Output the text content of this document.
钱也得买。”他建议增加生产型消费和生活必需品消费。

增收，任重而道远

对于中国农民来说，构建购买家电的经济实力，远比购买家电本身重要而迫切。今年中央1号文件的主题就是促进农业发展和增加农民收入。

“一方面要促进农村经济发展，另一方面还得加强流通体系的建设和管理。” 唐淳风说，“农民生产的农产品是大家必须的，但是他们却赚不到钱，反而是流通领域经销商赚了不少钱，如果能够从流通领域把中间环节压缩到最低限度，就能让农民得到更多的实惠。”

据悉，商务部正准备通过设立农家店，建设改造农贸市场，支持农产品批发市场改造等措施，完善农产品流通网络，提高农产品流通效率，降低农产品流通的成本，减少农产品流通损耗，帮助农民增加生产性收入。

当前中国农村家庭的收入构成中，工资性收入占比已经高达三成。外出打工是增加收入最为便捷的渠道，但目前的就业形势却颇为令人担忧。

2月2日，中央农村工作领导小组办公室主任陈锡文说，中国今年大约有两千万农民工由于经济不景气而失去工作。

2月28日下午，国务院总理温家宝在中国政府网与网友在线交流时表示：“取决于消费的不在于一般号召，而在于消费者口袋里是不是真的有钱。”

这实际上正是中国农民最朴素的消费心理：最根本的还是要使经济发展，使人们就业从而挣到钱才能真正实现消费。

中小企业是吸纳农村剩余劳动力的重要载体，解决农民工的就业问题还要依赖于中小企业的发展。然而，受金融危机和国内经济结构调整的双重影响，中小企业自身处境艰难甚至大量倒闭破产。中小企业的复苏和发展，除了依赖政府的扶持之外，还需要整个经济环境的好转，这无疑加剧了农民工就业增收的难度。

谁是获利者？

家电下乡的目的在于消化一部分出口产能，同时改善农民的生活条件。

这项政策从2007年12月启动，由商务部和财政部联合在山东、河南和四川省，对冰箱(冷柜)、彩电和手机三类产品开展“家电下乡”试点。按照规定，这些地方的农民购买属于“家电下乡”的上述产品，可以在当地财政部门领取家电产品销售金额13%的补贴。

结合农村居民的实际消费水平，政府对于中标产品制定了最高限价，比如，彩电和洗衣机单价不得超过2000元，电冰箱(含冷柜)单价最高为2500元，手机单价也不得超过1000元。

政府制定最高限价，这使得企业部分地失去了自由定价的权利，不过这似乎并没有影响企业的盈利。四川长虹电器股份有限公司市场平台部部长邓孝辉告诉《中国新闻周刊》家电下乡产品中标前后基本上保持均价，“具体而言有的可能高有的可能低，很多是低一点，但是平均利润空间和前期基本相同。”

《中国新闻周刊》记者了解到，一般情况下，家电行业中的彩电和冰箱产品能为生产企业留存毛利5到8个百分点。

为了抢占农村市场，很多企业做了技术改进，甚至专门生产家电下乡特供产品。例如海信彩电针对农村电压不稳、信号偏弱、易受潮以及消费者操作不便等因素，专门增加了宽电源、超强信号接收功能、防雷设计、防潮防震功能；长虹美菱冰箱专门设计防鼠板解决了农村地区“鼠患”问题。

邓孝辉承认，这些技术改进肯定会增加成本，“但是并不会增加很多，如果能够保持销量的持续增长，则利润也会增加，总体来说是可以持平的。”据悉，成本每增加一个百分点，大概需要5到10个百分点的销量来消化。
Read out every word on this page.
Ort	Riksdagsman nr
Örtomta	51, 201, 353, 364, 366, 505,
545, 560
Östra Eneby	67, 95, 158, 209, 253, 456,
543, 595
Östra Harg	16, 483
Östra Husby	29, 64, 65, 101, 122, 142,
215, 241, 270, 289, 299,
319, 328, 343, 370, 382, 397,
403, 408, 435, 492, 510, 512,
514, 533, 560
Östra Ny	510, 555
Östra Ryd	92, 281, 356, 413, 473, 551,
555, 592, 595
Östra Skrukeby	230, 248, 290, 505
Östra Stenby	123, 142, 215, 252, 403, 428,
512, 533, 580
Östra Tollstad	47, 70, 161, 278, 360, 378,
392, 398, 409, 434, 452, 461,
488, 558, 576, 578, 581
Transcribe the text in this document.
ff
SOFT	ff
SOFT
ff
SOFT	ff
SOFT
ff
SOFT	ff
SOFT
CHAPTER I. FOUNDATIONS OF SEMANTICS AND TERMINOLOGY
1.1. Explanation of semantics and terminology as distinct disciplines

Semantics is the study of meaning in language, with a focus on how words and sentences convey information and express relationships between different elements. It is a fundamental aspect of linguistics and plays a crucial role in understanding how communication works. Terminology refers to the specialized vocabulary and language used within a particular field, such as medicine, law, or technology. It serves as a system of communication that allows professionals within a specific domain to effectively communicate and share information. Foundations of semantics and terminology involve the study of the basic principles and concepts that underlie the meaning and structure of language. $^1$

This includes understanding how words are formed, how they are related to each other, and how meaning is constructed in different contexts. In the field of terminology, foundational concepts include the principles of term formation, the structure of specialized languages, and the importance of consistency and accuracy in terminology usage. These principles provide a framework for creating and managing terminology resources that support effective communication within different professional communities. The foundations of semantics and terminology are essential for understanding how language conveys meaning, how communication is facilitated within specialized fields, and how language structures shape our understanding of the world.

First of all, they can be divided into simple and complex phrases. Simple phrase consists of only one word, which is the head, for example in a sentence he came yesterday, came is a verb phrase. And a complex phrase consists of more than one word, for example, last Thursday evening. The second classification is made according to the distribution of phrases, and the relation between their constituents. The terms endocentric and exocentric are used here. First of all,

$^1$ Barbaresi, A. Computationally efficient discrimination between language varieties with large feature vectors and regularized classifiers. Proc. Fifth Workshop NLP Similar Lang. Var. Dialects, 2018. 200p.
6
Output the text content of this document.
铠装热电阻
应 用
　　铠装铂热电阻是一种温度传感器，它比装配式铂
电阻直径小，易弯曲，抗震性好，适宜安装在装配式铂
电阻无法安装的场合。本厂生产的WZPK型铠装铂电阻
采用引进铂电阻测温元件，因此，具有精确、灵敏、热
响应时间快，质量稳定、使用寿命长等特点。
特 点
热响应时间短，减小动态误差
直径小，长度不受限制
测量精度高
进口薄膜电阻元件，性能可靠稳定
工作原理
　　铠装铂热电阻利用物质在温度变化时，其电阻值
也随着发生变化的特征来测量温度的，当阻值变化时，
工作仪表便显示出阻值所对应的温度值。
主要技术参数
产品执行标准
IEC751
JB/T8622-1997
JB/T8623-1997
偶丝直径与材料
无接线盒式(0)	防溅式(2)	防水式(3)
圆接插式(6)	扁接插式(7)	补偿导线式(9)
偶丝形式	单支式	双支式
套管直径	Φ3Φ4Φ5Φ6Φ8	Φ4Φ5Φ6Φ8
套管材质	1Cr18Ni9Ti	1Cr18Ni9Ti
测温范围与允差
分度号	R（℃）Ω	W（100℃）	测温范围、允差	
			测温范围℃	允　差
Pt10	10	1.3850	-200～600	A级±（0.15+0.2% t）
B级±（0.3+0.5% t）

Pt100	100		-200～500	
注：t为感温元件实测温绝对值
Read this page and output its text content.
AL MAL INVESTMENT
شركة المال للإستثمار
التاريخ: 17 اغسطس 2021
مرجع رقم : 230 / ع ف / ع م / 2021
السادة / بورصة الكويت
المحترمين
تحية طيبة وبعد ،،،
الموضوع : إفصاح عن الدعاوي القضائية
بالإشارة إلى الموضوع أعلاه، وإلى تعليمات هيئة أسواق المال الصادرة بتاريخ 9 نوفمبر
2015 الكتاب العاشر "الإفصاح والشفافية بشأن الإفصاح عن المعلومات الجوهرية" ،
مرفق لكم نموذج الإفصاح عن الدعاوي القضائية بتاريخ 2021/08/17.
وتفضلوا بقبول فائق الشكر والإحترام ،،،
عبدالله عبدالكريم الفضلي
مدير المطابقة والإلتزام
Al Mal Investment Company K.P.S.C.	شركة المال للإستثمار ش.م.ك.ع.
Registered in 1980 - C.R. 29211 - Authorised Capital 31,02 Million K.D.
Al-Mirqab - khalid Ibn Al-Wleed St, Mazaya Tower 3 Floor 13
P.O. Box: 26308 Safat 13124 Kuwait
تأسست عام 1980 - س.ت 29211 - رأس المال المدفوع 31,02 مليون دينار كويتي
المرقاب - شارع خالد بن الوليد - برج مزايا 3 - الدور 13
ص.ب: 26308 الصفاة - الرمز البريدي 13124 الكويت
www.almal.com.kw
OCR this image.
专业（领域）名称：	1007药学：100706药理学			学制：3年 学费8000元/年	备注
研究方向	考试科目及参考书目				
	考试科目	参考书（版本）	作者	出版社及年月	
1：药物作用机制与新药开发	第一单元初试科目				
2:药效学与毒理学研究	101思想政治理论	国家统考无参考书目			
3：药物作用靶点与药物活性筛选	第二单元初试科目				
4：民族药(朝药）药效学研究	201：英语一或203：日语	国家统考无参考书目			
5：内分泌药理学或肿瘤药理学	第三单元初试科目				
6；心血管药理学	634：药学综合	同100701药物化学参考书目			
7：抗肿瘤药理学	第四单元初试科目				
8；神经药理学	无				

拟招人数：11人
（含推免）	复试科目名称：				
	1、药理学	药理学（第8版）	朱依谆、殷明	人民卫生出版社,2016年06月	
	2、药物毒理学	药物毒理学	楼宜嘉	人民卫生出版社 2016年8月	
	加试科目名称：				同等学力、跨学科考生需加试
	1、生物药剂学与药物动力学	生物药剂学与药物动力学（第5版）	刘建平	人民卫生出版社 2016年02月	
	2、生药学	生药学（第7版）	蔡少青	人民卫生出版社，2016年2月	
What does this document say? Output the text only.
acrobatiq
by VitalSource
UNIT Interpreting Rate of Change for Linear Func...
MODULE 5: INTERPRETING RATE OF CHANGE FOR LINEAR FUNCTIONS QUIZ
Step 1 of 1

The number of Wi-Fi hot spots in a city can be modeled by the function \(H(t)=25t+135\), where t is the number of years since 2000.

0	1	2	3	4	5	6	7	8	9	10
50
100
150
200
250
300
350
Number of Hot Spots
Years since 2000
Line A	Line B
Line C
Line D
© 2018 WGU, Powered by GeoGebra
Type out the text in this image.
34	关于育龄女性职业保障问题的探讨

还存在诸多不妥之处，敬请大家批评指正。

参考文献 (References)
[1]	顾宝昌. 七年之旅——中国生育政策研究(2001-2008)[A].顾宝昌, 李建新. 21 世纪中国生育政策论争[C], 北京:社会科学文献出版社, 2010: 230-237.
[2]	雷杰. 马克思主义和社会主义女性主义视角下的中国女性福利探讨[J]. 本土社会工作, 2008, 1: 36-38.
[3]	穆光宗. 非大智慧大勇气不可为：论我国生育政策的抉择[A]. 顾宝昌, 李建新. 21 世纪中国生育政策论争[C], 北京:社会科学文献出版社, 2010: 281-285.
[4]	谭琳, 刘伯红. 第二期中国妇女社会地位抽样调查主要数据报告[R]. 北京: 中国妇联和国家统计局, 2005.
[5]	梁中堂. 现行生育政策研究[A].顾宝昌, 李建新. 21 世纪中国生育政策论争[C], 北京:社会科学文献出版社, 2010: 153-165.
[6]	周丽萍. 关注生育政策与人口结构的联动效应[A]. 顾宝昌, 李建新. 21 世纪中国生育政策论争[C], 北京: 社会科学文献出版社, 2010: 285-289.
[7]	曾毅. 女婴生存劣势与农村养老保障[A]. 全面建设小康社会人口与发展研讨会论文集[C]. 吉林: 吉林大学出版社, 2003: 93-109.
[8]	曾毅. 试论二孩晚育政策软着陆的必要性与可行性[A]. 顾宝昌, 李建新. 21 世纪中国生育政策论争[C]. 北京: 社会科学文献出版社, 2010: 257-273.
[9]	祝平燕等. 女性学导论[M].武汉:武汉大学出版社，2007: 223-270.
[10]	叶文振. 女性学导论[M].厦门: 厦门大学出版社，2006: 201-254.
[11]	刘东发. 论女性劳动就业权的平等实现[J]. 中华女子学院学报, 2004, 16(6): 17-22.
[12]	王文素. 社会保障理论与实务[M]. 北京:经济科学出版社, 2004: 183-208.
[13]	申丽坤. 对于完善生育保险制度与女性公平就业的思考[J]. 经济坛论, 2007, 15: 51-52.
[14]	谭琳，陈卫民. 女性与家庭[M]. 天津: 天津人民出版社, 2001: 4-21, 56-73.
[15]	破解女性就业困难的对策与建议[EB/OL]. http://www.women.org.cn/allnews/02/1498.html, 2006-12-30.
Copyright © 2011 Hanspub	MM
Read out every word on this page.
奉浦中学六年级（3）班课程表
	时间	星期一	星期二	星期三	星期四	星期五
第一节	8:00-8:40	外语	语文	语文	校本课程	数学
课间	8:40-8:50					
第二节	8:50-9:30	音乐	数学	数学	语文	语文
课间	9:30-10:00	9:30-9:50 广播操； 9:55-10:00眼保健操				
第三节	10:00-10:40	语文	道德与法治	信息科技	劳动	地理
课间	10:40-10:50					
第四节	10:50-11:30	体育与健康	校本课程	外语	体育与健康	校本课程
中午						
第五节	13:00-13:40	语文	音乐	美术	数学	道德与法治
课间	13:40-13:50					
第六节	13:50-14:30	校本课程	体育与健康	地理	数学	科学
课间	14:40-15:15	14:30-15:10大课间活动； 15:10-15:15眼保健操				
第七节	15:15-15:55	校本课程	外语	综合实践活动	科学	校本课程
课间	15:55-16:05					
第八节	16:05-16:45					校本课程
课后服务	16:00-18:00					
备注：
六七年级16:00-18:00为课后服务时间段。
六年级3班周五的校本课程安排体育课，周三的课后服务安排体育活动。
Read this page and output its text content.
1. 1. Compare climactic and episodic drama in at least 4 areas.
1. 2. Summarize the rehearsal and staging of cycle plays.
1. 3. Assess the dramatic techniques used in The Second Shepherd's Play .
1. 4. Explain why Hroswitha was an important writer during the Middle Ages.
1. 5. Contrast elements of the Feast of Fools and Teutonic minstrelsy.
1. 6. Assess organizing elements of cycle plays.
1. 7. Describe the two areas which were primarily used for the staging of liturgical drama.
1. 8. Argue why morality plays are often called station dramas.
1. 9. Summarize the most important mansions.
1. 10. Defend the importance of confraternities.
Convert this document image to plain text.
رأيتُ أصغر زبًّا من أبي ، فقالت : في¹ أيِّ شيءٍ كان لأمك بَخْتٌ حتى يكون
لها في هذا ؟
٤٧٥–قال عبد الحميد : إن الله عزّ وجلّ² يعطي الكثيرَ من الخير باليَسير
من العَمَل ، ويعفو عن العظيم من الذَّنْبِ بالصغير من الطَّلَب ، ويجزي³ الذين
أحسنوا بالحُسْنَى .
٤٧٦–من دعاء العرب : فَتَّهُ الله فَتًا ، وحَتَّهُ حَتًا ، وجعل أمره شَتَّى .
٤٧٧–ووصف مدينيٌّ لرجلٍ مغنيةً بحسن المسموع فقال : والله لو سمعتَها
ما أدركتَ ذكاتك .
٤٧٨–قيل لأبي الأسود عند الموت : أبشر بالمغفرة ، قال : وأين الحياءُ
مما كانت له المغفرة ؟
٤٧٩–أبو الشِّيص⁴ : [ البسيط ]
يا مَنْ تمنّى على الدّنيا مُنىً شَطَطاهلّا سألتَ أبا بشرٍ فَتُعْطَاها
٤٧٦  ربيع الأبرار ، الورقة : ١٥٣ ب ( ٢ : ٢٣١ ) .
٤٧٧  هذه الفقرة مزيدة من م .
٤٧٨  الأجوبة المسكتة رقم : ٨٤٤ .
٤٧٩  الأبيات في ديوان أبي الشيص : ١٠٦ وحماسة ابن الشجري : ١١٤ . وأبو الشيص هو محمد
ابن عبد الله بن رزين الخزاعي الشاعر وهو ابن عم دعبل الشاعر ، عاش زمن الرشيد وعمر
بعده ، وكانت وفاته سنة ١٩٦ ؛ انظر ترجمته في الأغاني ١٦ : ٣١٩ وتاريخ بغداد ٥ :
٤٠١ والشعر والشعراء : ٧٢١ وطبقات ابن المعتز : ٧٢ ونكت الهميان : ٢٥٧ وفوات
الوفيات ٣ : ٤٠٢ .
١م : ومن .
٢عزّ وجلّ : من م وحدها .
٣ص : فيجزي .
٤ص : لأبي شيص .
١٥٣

**Direction**
Return every line above that contains the word "since".

**Answer to the exercise**
The number of Wi-Fi hot spots in a city can be modeled by the function \(H(t)=25t+135\), where t is the number of years since 2000.
Years since 2000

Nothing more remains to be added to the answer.